**REQUIREMENT**
Find how many lines contain "type" and state only that number.

□ □ □

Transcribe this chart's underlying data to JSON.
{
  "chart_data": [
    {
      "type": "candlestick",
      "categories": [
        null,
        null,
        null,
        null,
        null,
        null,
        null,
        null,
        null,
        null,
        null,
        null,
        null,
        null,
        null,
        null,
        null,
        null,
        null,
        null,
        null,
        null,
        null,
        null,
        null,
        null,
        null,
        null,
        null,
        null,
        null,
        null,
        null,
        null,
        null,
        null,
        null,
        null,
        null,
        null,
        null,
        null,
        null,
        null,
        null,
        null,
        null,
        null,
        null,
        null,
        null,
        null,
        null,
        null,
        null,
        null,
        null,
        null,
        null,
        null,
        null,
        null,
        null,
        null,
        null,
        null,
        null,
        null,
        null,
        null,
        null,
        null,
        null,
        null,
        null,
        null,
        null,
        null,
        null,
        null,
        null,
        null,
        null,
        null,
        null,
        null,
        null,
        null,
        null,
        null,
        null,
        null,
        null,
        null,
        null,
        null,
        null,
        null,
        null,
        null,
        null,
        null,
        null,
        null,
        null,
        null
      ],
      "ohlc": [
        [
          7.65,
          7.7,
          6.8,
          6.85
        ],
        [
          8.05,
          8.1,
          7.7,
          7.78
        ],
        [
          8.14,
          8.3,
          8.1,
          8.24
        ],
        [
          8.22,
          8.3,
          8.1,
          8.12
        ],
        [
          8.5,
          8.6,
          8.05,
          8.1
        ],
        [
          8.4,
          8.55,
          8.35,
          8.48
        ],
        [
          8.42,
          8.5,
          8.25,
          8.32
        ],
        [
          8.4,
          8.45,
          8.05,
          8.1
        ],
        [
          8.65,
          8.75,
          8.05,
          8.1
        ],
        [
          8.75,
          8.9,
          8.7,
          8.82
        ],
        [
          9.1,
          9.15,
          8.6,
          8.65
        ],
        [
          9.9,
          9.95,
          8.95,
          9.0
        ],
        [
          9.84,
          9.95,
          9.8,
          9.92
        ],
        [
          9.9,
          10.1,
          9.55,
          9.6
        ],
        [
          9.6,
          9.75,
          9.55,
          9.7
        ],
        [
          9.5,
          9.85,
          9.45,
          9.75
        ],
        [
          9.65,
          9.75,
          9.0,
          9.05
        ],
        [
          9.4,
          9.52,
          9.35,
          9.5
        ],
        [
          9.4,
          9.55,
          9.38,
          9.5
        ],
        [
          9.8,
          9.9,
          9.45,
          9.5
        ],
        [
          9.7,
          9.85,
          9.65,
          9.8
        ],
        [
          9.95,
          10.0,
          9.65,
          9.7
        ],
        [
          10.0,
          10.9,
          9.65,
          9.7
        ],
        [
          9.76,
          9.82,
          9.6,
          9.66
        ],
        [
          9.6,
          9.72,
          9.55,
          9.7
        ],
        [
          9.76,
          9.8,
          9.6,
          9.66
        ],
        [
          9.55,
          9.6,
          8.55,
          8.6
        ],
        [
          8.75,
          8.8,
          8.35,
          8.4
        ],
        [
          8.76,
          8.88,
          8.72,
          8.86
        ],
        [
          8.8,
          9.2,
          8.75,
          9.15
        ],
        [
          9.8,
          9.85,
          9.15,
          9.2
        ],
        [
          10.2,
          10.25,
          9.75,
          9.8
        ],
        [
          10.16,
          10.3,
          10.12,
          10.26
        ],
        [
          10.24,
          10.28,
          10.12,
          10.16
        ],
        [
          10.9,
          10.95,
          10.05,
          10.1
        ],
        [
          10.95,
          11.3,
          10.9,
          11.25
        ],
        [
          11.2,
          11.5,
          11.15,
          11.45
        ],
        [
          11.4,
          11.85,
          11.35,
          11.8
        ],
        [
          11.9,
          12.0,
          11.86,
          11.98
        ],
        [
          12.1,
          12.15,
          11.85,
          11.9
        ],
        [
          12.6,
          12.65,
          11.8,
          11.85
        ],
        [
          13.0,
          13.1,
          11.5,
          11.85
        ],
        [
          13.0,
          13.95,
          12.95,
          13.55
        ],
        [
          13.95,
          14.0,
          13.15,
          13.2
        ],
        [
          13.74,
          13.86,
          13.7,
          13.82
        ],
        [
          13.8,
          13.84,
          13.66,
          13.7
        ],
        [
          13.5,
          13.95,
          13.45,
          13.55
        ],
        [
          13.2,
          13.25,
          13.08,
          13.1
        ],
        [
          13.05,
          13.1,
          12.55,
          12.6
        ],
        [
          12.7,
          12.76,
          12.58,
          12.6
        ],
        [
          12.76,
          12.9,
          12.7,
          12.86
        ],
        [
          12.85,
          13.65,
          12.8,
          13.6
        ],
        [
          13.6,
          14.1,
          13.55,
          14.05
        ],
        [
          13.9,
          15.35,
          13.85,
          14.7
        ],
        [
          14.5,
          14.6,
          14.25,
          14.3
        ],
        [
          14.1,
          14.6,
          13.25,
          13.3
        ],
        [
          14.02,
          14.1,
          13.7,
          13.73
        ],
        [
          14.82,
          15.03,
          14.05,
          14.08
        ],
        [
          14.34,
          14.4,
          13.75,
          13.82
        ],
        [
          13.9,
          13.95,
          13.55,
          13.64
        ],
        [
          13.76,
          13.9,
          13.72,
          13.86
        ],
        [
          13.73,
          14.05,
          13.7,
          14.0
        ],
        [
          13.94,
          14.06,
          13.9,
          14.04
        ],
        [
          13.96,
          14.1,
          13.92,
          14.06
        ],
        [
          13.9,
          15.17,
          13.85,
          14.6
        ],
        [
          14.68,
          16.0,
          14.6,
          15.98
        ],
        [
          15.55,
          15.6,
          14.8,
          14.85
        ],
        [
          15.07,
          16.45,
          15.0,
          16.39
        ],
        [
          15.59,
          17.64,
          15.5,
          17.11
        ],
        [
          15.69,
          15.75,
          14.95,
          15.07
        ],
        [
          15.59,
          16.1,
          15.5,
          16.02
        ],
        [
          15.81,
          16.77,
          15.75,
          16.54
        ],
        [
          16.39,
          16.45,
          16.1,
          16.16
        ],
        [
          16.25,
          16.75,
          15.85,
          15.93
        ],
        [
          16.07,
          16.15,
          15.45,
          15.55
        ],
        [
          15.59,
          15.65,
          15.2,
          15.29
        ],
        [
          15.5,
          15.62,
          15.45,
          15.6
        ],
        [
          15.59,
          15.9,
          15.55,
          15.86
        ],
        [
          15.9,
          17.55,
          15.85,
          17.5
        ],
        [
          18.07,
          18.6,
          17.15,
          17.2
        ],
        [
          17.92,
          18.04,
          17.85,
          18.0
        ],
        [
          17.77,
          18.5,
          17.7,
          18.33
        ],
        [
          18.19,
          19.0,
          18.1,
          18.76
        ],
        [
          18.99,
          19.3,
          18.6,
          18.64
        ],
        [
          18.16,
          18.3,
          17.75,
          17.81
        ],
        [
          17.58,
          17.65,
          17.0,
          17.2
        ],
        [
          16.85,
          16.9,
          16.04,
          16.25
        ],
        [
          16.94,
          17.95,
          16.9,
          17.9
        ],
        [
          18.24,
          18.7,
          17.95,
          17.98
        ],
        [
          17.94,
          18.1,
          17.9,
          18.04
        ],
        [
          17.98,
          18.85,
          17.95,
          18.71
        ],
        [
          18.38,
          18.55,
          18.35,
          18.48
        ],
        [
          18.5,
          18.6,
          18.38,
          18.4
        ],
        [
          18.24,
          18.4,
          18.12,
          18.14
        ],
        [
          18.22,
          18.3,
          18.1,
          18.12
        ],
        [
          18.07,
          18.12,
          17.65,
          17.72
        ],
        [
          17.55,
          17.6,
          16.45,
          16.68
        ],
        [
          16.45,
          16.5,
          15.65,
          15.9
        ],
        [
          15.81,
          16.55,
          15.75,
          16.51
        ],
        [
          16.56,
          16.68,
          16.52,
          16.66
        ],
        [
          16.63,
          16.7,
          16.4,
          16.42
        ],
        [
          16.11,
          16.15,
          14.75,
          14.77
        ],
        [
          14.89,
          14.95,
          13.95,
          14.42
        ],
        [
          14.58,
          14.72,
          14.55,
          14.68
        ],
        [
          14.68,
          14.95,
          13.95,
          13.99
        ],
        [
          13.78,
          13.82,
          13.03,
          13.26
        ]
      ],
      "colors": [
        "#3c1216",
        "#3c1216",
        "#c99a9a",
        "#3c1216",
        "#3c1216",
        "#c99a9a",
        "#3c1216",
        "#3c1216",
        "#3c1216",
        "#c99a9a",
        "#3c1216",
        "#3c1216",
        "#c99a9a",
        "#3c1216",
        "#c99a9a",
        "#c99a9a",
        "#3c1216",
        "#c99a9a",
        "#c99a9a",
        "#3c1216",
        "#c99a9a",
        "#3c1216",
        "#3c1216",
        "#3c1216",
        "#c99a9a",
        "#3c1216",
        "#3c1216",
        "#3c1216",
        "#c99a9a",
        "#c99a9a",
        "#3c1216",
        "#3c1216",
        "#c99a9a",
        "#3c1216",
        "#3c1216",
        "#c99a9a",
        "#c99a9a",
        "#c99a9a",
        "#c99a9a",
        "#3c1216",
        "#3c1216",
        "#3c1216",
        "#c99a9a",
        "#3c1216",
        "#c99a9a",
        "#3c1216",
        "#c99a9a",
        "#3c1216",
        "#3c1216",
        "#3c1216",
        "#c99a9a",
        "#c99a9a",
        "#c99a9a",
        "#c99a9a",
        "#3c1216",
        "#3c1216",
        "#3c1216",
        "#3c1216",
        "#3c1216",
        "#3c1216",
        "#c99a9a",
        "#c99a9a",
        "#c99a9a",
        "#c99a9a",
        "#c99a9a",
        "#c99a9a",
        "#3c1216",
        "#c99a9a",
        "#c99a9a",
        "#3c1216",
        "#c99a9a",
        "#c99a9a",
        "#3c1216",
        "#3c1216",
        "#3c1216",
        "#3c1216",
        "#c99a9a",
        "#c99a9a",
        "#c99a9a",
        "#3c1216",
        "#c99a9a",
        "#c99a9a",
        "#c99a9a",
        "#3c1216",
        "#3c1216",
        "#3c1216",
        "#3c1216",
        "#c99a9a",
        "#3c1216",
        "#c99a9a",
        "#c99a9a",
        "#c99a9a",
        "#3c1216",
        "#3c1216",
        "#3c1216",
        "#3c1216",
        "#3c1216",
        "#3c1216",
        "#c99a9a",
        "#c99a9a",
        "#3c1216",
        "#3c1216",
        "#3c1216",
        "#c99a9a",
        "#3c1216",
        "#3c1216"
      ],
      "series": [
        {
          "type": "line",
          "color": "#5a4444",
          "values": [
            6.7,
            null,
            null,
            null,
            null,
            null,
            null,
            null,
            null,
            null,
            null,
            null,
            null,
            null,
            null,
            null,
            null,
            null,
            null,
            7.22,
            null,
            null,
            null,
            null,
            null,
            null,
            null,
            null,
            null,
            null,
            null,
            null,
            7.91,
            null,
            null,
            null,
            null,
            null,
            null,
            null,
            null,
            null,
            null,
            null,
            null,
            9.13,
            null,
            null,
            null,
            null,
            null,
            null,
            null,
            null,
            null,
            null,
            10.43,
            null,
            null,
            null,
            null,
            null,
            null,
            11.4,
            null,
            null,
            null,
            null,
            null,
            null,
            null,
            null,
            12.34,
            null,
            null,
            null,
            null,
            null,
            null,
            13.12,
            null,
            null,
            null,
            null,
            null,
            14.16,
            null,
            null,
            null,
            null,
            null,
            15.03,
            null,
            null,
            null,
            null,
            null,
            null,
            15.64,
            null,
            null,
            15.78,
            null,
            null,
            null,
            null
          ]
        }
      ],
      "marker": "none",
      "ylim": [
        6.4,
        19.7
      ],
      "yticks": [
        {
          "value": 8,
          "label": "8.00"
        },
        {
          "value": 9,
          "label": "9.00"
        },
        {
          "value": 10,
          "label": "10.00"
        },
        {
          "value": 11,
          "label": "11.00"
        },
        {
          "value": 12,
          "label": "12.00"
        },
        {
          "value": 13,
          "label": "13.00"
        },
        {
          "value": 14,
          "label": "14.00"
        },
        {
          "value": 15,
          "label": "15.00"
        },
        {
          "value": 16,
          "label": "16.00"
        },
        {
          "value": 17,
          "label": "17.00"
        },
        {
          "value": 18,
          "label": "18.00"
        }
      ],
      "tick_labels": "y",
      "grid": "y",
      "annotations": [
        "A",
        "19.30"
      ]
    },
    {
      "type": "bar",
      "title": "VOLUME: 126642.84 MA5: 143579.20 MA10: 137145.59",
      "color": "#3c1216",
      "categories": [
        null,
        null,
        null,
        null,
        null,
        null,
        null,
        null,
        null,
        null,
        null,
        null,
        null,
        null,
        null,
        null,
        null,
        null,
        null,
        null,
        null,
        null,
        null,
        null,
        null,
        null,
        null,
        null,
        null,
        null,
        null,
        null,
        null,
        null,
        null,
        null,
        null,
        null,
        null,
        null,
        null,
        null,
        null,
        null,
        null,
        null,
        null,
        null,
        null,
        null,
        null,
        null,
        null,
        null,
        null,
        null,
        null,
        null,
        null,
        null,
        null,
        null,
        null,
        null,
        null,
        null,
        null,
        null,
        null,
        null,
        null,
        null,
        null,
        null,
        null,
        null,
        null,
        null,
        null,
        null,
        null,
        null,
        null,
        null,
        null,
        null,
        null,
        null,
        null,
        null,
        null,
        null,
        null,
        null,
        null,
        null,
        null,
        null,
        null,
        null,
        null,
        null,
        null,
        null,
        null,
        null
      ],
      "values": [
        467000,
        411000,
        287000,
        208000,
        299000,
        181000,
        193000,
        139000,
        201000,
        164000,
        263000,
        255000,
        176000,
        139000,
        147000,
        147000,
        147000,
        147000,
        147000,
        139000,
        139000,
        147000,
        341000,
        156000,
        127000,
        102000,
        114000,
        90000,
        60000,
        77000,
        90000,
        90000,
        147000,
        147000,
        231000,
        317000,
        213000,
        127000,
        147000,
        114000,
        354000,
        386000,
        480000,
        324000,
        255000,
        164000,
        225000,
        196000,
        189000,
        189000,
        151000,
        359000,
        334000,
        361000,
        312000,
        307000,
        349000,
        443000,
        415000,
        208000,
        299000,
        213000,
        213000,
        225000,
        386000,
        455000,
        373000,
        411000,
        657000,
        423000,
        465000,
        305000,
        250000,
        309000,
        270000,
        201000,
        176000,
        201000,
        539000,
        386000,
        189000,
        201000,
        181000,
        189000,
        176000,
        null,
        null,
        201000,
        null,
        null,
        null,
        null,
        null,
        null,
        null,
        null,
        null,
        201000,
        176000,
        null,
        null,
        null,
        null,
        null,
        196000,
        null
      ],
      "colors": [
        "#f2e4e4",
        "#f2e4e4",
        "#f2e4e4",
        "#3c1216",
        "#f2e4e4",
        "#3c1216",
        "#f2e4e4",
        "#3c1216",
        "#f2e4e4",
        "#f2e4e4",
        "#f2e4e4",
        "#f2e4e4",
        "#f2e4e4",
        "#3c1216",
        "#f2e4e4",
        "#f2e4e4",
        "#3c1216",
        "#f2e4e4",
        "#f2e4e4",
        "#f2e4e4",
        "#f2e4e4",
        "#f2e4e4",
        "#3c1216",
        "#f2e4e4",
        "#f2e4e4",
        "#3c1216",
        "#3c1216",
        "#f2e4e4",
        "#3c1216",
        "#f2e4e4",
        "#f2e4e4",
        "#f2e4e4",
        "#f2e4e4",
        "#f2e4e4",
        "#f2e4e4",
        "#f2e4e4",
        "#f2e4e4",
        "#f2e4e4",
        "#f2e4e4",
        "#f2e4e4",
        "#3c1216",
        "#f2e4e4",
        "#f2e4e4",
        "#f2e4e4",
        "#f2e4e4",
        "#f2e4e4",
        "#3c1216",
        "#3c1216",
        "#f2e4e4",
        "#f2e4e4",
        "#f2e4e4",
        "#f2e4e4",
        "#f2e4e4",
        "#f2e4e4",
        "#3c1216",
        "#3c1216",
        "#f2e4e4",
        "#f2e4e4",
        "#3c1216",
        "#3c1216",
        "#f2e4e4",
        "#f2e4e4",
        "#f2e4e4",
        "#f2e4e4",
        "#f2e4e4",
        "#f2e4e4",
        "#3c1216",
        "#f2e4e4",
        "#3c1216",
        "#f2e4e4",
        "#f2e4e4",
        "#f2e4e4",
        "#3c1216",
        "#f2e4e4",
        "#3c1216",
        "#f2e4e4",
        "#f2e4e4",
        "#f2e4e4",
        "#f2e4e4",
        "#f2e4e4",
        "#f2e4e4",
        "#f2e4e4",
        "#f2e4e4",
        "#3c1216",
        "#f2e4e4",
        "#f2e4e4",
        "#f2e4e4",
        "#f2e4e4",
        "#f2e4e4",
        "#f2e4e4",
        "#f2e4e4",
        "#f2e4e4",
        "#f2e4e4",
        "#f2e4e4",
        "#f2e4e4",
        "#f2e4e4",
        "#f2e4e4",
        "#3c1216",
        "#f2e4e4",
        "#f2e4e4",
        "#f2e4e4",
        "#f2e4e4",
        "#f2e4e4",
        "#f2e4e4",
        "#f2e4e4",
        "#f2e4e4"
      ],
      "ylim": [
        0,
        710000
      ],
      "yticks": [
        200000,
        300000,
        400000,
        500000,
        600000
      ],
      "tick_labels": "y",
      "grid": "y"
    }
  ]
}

□ □ □

**EXERCISE SOLUTION**
3